Convert the lines below into a Markdown table with two columns, Row and Line, numbering each row. Begin at the line that has "List every element" and stop after the line that has "y2-tick-label: 12 bbox=[837, 369, 864, 396]", leaving out blank lines and the pictures.

## SUPPLIED DATA:
□ □ □ □ □ □ □
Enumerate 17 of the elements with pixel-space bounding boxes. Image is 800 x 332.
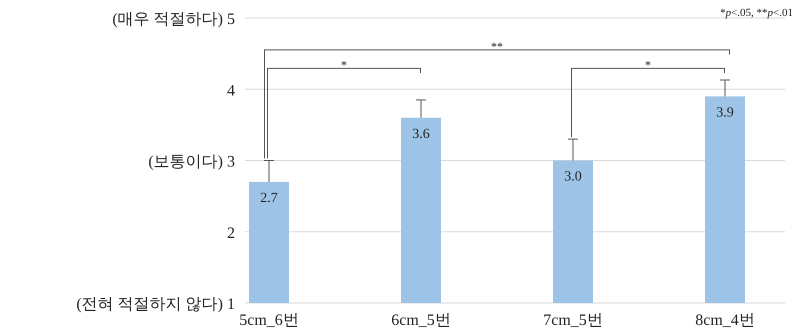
□ □ □ □ □ □ □
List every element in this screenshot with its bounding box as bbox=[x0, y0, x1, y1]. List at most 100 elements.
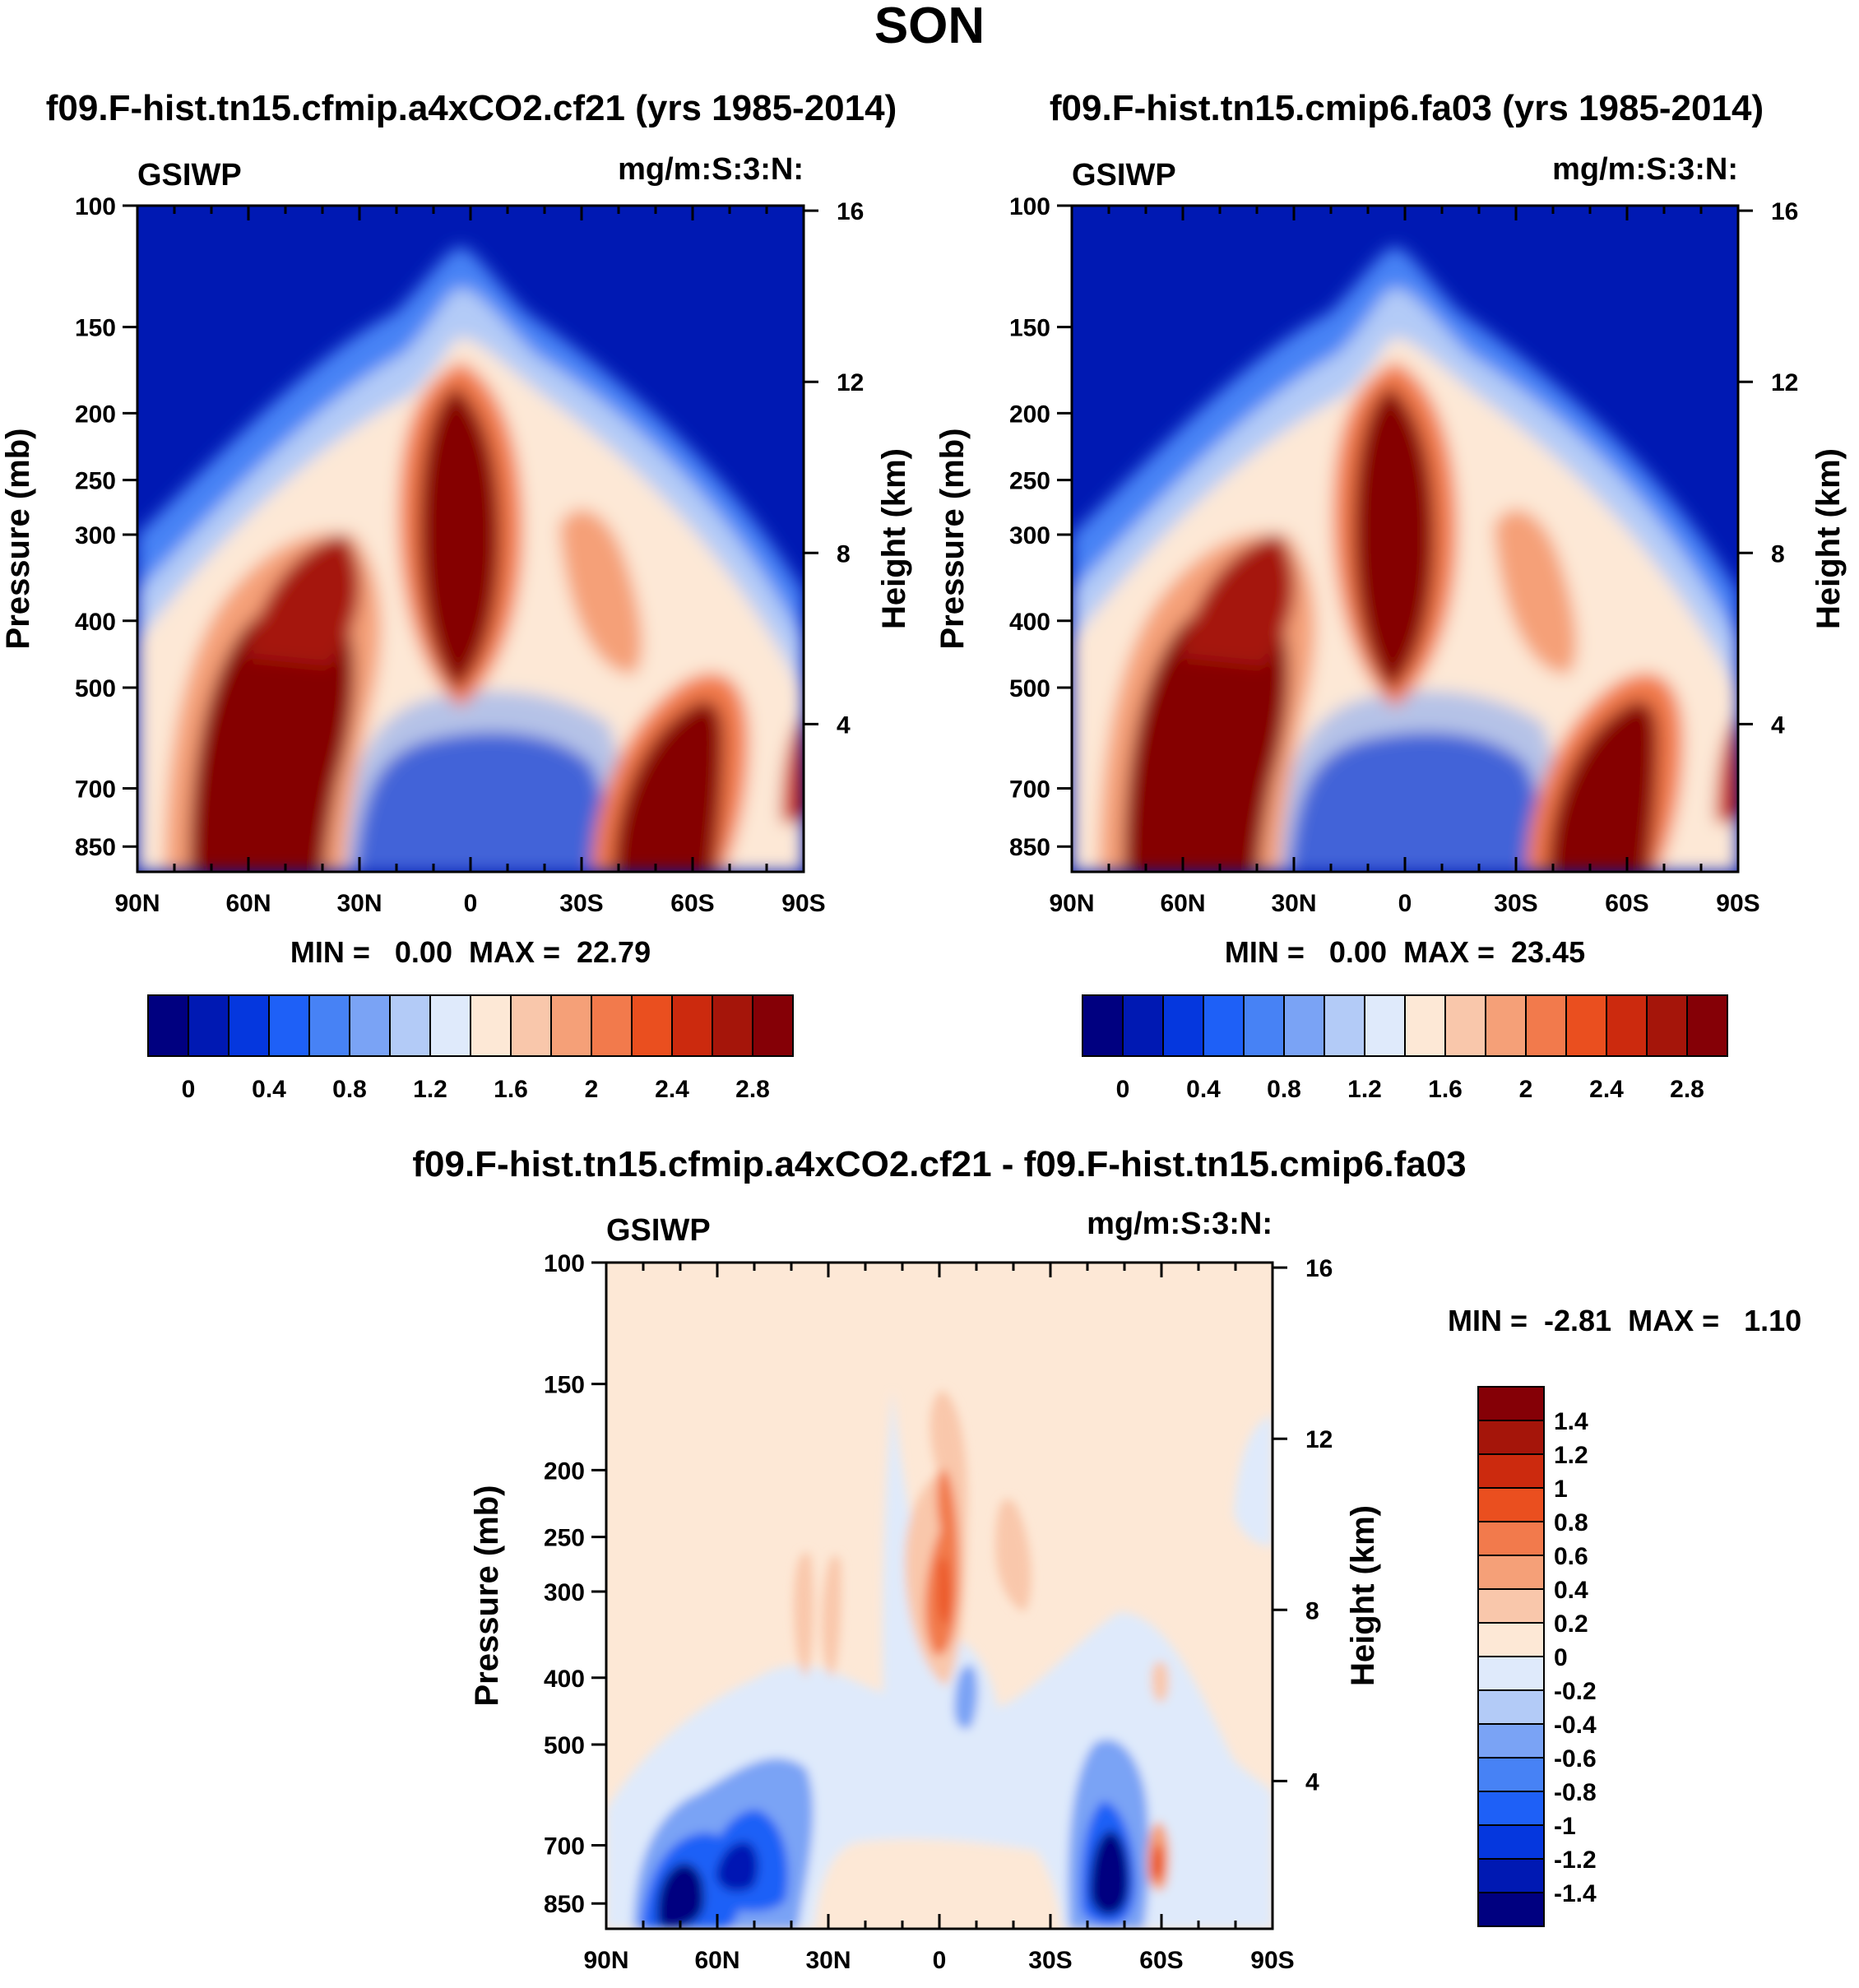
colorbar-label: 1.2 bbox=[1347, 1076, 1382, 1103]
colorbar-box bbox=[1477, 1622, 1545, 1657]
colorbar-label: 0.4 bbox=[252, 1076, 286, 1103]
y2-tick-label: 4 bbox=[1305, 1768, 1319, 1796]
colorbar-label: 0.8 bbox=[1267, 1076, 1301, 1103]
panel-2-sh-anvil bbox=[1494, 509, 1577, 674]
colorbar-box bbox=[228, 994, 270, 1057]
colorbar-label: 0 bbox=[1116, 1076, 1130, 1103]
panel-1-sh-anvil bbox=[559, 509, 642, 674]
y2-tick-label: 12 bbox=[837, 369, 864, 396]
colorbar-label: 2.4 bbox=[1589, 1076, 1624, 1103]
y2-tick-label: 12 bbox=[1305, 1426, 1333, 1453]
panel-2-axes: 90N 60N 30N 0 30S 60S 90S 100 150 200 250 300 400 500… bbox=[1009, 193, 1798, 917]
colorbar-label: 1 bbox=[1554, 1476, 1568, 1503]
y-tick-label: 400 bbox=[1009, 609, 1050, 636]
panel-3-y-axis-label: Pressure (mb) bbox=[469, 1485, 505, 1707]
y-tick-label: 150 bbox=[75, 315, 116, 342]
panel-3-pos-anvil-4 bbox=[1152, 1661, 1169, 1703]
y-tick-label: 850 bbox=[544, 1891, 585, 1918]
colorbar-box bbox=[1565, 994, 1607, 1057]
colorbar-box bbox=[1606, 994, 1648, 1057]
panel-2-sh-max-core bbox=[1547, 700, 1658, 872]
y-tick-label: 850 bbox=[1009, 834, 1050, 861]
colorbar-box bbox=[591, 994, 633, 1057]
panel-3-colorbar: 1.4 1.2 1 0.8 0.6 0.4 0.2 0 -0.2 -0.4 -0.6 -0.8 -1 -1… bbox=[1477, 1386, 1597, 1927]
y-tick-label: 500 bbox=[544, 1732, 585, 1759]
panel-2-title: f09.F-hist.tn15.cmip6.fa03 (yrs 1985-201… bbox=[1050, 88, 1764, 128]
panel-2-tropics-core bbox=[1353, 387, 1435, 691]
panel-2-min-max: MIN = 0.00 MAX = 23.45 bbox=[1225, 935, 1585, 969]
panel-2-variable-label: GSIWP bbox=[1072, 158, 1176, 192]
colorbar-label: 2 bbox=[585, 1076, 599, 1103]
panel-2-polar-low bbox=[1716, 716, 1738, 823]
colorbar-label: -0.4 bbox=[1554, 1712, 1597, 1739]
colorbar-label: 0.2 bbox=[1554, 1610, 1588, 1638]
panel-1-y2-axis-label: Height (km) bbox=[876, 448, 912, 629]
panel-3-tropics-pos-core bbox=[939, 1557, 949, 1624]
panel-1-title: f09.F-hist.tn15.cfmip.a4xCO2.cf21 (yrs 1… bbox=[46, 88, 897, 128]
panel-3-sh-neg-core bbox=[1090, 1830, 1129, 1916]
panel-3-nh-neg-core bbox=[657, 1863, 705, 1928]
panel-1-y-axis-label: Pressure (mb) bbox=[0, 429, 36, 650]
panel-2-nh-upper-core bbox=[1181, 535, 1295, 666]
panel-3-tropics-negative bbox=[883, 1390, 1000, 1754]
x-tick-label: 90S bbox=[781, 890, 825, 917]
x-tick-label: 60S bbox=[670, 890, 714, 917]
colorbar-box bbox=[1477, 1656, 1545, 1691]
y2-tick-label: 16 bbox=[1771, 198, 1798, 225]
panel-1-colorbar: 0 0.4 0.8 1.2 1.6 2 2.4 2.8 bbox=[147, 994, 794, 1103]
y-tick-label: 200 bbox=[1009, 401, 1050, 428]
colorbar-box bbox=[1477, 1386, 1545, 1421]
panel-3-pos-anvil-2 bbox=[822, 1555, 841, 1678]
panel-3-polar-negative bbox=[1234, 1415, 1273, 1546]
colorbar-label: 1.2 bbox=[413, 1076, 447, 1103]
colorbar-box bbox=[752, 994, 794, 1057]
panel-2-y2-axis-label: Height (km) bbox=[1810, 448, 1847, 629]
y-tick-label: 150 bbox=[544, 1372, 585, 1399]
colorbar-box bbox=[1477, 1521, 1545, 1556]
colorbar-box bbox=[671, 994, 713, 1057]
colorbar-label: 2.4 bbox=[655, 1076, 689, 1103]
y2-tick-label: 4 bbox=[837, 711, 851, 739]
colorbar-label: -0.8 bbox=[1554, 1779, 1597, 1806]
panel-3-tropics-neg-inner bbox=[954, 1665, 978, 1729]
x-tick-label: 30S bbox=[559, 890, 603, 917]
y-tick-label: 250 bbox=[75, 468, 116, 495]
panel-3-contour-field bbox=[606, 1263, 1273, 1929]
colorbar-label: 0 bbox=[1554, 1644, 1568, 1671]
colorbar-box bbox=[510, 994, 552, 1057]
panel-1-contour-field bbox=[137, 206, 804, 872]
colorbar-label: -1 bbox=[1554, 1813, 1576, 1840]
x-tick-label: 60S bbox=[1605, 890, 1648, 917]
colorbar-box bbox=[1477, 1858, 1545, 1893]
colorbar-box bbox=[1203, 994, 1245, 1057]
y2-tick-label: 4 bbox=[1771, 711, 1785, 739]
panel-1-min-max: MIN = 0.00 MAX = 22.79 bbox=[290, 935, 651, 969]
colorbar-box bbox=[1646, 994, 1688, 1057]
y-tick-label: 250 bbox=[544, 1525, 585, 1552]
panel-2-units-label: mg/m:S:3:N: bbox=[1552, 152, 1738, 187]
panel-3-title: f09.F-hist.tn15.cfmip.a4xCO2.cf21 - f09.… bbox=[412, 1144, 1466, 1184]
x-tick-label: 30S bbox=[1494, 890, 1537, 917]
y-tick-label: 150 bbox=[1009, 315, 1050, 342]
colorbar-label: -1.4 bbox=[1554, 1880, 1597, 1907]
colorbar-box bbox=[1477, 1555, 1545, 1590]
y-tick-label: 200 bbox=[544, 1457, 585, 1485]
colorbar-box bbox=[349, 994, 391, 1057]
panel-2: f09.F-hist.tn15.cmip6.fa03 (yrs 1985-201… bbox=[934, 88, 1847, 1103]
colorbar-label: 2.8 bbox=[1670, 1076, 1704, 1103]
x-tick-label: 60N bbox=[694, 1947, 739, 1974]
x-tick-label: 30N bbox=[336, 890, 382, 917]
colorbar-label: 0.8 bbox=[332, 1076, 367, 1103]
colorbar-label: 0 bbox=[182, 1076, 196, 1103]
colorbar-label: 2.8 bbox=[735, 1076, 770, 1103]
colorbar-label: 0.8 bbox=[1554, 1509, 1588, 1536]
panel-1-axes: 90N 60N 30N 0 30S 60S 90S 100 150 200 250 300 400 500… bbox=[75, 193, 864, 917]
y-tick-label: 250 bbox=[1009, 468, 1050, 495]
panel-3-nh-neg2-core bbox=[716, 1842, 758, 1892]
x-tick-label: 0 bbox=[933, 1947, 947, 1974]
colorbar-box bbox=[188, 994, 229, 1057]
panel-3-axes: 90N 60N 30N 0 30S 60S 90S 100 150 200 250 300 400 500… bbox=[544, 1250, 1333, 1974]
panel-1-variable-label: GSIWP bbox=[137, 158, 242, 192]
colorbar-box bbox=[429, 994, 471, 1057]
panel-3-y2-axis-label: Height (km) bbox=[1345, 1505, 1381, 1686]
□ □ □ □ □ □ □
## RESULT OF THIS TASK:
| Row | Line |
|---|---|
| 1 | List every element in this screenshot with its bounding box as bbox=[x0, y0, x1, y1]. List at most 100 elements. |
| 2 | colorbar-label: 1.2 bbox=[1347, 1076, 1382, 1103] |
| 3 | colorbar-box bbox=[1477, 1622, 1545, 1657] |
| 4 | colorbar-label: 0.4 bbox=[252, 1076, 286, 1103] |
| 5 | y2-tick-label: 4 bbox=[1305, 1768, 1319, 1796] |
| 6 | colorbar-label: 0.8 bbox=[1267, 1076, 1301, 1103] |
| 7 | panel-2-sh-anvil bbox=[1494, 509, 1577, 674] |
| 8 | colorbar-box bbox=[228, 994, 270, 1057] |
| 9 | colorbar-label: 0 bbox=[1116, 1076, 1130, 1103] |
| 10 | panel-1-sh-anvil bbox=[559, 509, 642, 674] |
| 11 | y2-tick-label: 12 bbox=[837, 369, 864, 396] |